Tesco Still Sells For Less Than What Buffett Paid

March 07, 2012 | About:

Tesco (TSCDY) has been selling well short of the price Warren Buffett paid last year. In November he paid some $18 a share and it now sells for less than $15 (a P/E less than 9). The remarkable thing is how unchanged the business is despite the sell-off. What catalyzed the sharp drop in price was comments by the CEO that earnings growth would be muted for 2012. But what I’ve discovered, as Warren Buffett certainly has, is that the company is an exceptional business selling at a very attractive price.

First the bad….

Tesco continues to tough out the challenging UK market and this has been the primary concern among investors. The company has been parachuting in some of their more talented managers from its foreign operations in order to fix their domestic troubles. Tesco announced it would create some 20,000 new jobs in the UK to improve upon its customer service which has lacked of late. The UK magazine The Grocer recently released a loyalty survey of British grocers. Tesco, the one-time leader in loyalty through its Clubcard program, came in at an abysmal 8 out of 10 for the loyalty ranking. The magazine wrote of Tesco:

“Tesco is neck-and-neck with Asda [a Wal-Mart subsidiary] on good quality at good prices, the leading loyalty metric. But it massively trailed its rival on ‘low prices’, with only 8% of shoppers saying this was the key factor that would make them recommend the store.”

And then the growth segments…

Tesco has shed market share in grocery of late though it still holds a commanding 30% of that UK market. But where it struggles in brick-and-mortar it steamrolls online. The company captured some 48% of the online grocery market and is growing at 14%. It expects to double its £5.5 billion sales over the next five years. For Americans unfamiliar with the UK grocery market, the country is a couple steps ahead of us in term of online use as this video will show.

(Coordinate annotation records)
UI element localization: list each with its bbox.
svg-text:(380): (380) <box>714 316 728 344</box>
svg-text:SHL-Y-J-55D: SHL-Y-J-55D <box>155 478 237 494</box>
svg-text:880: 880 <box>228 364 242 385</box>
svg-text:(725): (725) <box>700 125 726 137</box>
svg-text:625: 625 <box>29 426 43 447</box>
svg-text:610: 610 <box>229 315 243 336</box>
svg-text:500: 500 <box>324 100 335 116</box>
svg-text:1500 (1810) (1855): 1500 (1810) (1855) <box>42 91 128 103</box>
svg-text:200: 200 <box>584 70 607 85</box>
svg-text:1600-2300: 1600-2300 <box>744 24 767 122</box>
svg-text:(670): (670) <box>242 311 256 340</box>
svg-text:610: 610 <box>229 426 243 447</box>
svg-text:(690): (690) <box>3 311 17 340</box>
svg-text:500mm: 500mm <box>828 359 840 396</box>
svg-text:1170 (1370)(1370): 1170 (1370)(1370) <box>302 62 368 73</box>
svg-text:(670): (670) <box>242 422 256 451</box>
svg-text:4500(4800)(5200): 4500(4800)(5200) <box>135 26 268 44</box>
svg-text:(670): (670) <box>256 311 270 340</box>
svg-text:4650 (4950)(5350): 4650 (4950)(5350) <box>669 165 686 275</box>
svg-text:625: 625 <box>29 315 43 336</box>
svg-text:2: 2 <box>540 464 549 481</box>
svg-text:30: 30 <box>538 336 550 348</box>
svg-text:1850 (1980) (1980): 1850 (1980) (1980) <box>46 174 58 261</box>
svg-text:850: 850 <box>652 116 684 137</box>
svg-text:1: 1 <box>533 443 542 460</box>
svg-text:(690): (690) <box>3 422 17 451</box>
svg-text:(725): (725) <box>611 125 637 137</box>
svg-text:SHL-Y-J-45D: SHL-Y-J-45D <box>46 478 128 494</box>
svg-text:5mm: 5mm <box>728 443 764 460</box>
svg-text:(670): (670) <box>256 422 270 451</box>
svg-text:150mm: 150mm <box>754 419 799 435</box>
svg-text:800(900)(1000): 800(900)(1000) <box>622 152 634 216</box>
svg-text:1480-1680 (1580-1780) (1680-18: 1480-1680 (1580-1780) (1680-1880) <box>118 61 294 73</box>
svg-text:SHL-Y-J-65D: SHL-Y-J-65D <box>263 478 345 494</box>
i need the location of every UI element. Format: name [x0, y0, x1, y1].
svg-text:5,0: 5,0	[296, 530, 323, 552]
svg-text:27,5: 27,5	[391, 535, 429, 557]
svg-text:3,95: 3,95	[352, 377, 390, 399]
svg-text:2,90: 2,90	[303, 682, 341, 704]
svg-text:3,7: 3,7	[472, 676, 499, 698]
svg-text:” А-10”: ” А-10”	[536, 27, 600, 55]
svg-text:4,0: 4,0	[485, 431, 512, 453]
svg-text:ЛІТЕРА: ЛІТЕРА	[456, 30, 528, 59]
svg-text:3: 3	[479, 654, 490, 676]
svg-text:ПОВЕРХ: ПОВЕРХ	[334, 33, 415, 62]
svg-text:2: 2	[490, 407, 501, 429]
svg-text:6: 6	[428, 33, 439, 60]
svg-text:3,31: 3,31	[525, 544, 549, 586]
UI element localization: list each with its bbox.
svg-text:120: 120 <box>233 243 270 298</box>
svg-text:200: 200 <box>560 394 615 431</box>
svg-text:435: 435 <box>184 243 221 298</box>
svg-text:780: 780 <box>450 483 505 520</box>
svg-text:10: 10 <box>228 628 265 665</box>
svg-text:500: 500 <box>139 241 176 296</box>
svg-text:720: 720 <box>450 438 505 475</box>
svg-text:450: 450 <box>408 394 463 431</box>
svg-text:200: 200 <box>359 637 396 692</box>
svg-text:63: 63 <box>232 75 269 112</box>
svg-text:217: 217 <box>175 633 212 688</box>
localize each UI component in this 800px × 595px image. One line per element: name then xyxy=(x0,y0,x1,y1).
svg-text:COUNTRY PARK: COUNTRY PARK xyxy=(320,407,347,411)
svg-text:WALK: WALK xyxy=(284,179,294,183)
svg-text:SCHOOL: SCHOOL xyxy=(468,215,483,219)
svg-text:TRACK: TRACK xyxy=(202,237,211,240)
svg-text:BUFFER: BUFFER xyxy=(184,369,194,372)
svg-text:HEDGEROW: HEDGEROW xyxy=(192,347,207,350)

TASK INSTRUCTIONS:
A) Copy out the stretch of the Tesco article from "And then the" through "video will show.".
B) Answer these questions using the Tesco article:
(i) About how much per share did Warren Buffett pay for Tesco in November?
(ii) How many new UK jobs did Tesco announce it would create?
(iii) What share of the online grocery market has Tesco captured?
C) Carry on the Tesco article from its last sentence, writing a few more paragraphs in the same voice.

ANSWERS GIVEN:
A)
And then the growth segments…

Tesco has shed market share in grocery of late though it still holds a commanding 30% of that UK market. But where it struggles in brick-and-mortar it steamrolls online. The company captured some 48% of the online grocery market and is growing at 14%. It expects to double its £5.5 billion sales over the next five years. For Americans unfamiliar with the UK grocery market, the country is a couple steps ahead of us in term of online use as this video will show.

B)
(i) Some $18 a share.
(ii) Some 20,000.
(iii) Some 48%.

C)
The UK grocery market:


Tesco International

As the company stumbles in the UK, its international operations have picked up the slack. Tesco gets 22% of its profits from international operations, up from 5% 10 years ago. And just as in the UK the company doesn’t just make sales in foreign markets, it dominates those markets. Tesco is No. 1 in the UK grocery market, but it also ranks No. 1 or No. 2 in 9 international markets.

South Korea

Tesco’s Homeplus operation was one of the Tesco’s first foreign expansions and also one of the most successful. In one of the countries where both Wal-Mart and Carrefour had withdrawn, Tesco grew a joint venture with Samsung with all of two stores in 1999 to become the No. 2 retailer in the market today (Tesco has since bought out Samsung). Tom Brown, a director for Tesco Homeplus, credits the joint venture structure with the success of the South Korean operation. In an interview (a must-read for any Tesco investor) he notes that Tesco’s best overseas businesses are ones where a local partner is involved. Further, he notes that Wal-Mart and Carrefour both perform poorly in terms of adapting to the local culture. In 2011 Tesco pulled down £300 million in profits from £5 billion in sales from Homeplus.


Tesco recently launched a $600 million property fund in Thailand to finance the construction of malls in the country with Tesco Lotus as the anchor tenant. The fund is organized such that Tesco will turn around and lease back the property allowing the company to preserve capital that would’ve otherwise been spent on real estate and focus on its niche – selling goods and maintaining its No. 1 position in Thailand.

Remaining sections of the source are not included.